Gather all lines with "exhaust" from the records.

Dataset records >>
——————

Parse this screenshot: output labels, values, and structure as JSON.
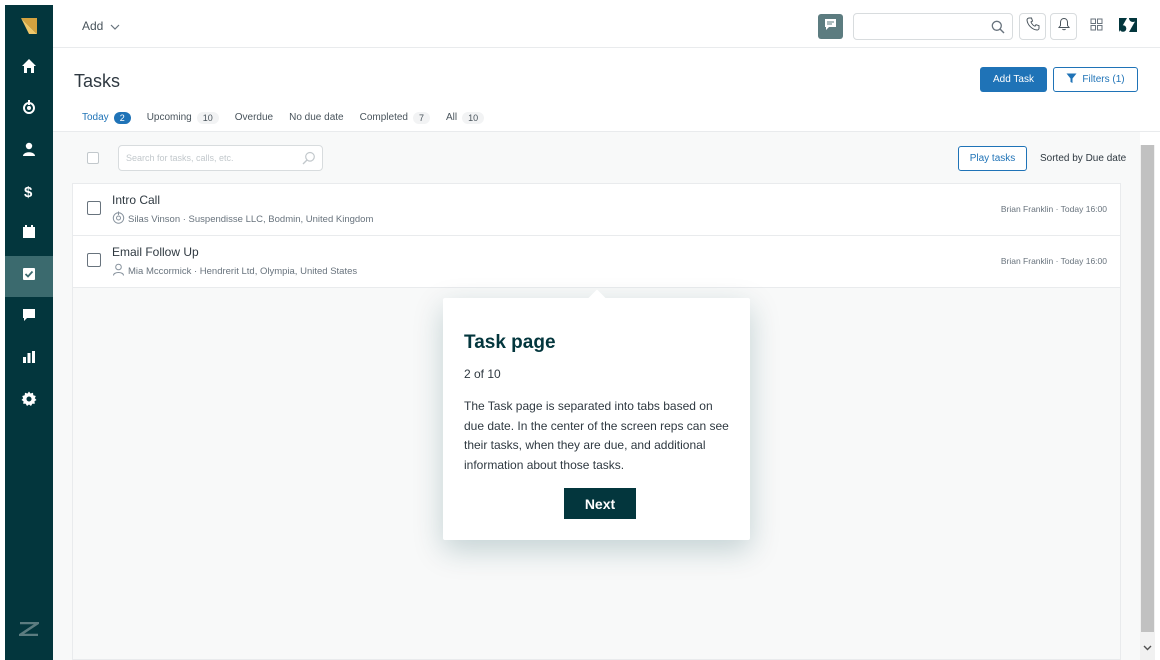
{
  "colors": {
    "sidebar": "#03363d",
    "sidebar_active": "#3b6a6e",
    "primary": "#1f73b7",
    "brand_accent": "#d4a23f"
  },
  "sidebar": {
    "items": [
      {
        "icon": "home-icon"
      },
      {
        "icon": "leads-icon"
      },
      {
        "icon": "contacts-icon"
      },
      {
        "icon": "deals-icon"
      },
      {
        "icon": "calendar-icon"
      },
      {
        "icon": "tasks-icon",
        "active": true
      },
      {
        "icon": "messages-icon"
      },
      {
        "icon": "reports-icon"
      },
      {
        "icon": "settings-icon"
      }
    ]
  },
  "header": {
    "add_label": "Add",
    "search_value": ""
  },
  "page": {
    "title": "Tasks",
    "add_task_label": "Add Task",
    "filters_label": "Filters (1)"
  },
  "tabs": [
    {
      "label": "Today",
      "count": "2",
      "active": true
    },
    {
      "label": "Upcoming",
      "count": "10"
    },
    {
      "label": "Overdue",
      "count": ""
    },
    {
      "label": "No due date",
      "count": ""
    },
    {
      "label": "Completed",
      "count": "7"
    },
    {
      "label": "All",
      "count": "10"
    }
  ],
  "toolbar": {
    "search_placeholder": "Search for tasks, calls, etc.",
    "play_label": "Play tasks",
    "sorted_label": "Sorted by Due date"
  },
  "tasks": [
    {
      "title": "Intro Call",
      "meta": "Silas Vinson · Suspendisse LLC, Bodmin, United Kingdom",
      "meta_icon": "lead-icon",
      "right": "Brian Franklin · Today 16:00"
    },
    {
      "title": "Email Follow Up",
      "meta": "Mia Mccormick · Hendrerit Ltd, Olympia, United States",
      "meta_icon": "person-icon",
      "right": "Brian Franklin · Today 16:00"
    }
  ],
  "popover": {
    "title": "Task page",
    "step": "2 of 10",
    "body": "The Task page is separated into tabs based on due date. In the center of the screen reps can see their tasks, when they are due, and additional information about those tasks.",
    "next_label": "Next"
  }
}
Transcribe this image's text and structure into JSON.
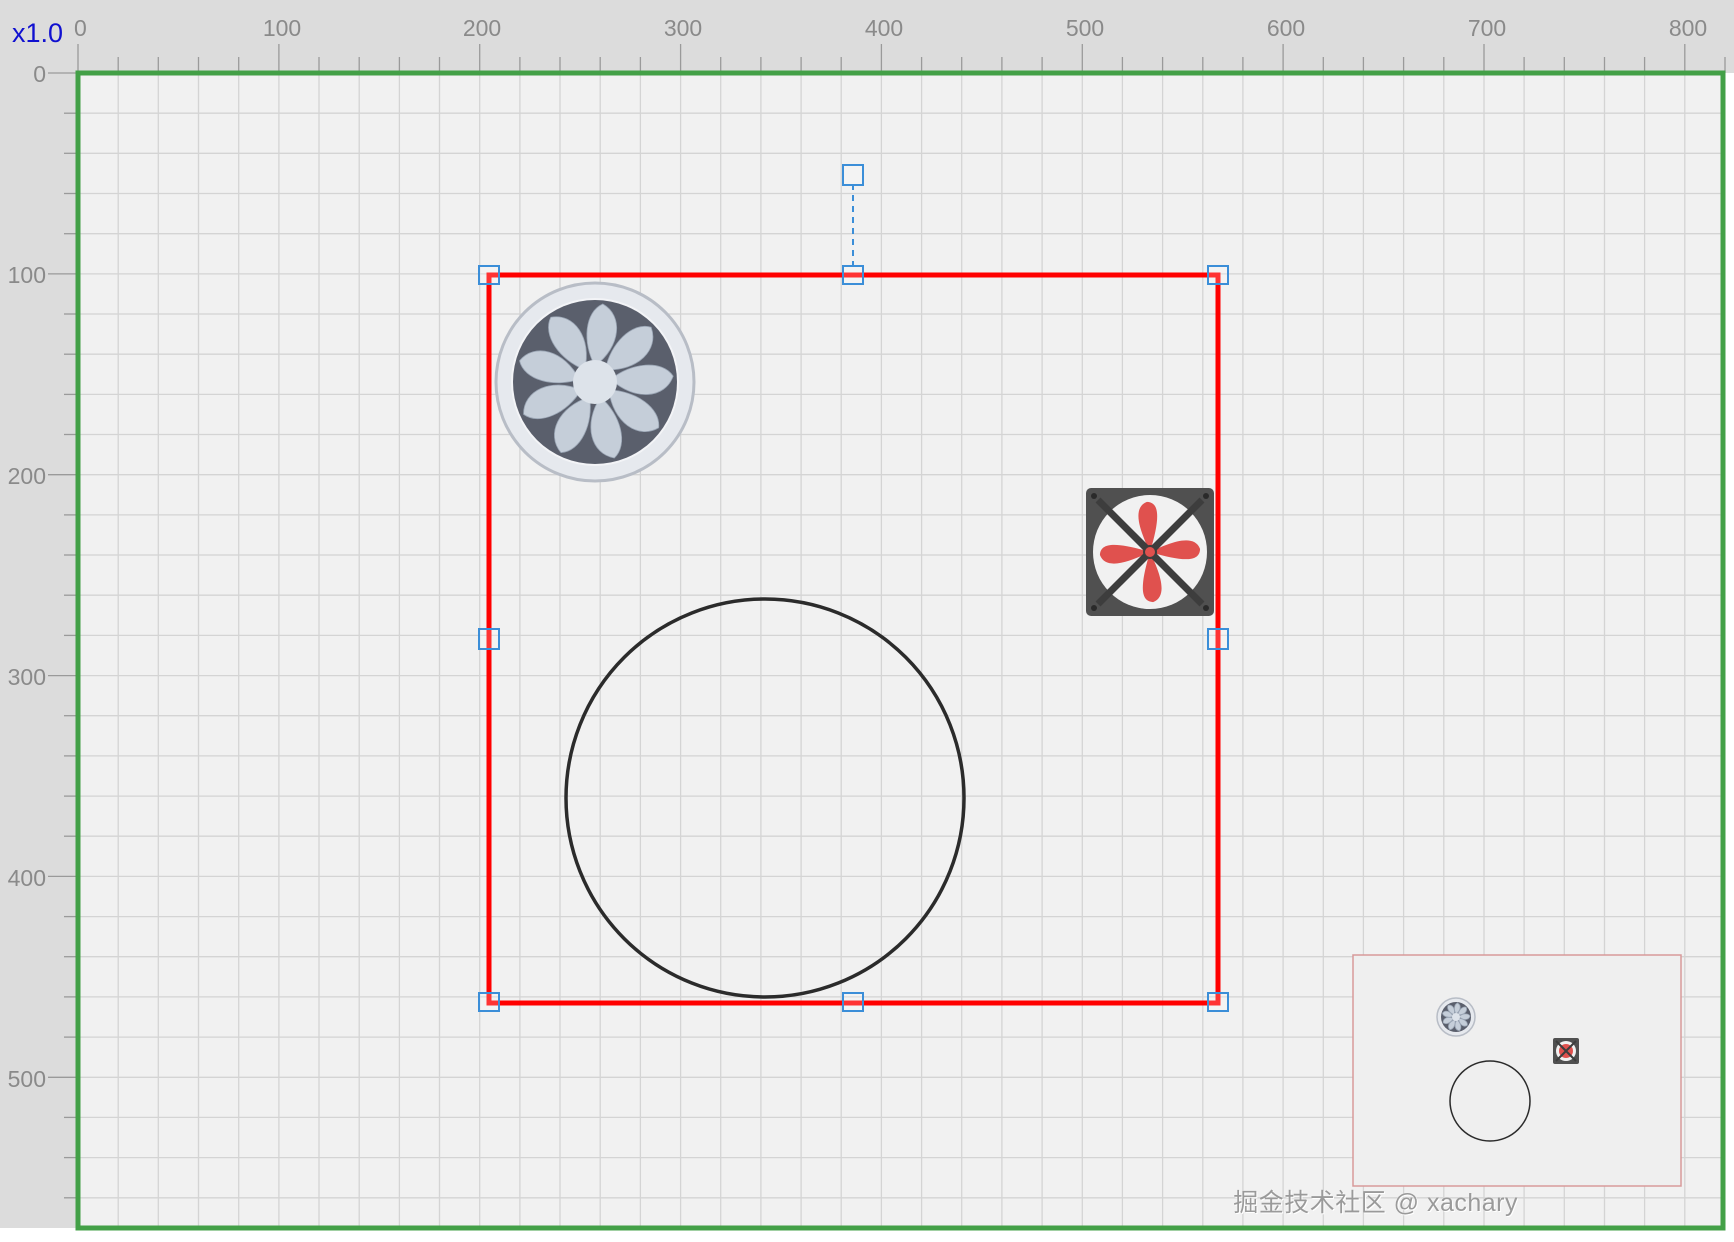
{
  "zoom_label": "x1.0",
  "rulers": {
    "horizontal_ticks": [
      "0",
      "100",
      "200",
      "300",
      "400",
      "500",
      "600",
      "700",
      "800"
    ],
    "vertical_ticks": [
      "0",
      "100",
      "200",
      "300",
      "400",
      "500"
    ]
  },
  "colors": {
    "canvas_border": "#43a047",
    "selection_border": "#ff0000",
    "handle_stroke": "#3b8ed8",
    "ruler_background": "#dcdcdc",
    "canvas_background": "#f1f1f1",
    "grid_line": "#d4d4d4",
    "zoom_label": "#1010d0",
    "minimap_border": "#d89a9a"
  },
  "shapes": [
    {
      "name": "axial-fan",
      "icon": "axial-fan-icon",
      "colors": {
        "ring": "#e6e9ee",
        "housing": "#5a5f6c",
        "blades": "#c5ced9"
      }
    },
    {
      "name": "exhaust-fan",
      "icon": "exhaust-fan-icon",
      "colors": {
        "frame": "#505050",
        "blades": "#e0514e"
      }
    },
    {
      "name": "circle",
      "icon": "circle-shape",
      "colors": {
        "stroke": "#2b2b2b"
      }
    }
  ],
  "minimap": {
    "label": "minimap"
  },
  "watermark": "掘金技术社区 @ xachary"
}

——————

Problem solution >>
      "name": "exhaust-fan",
      "icon": "exhaust-fan-icon",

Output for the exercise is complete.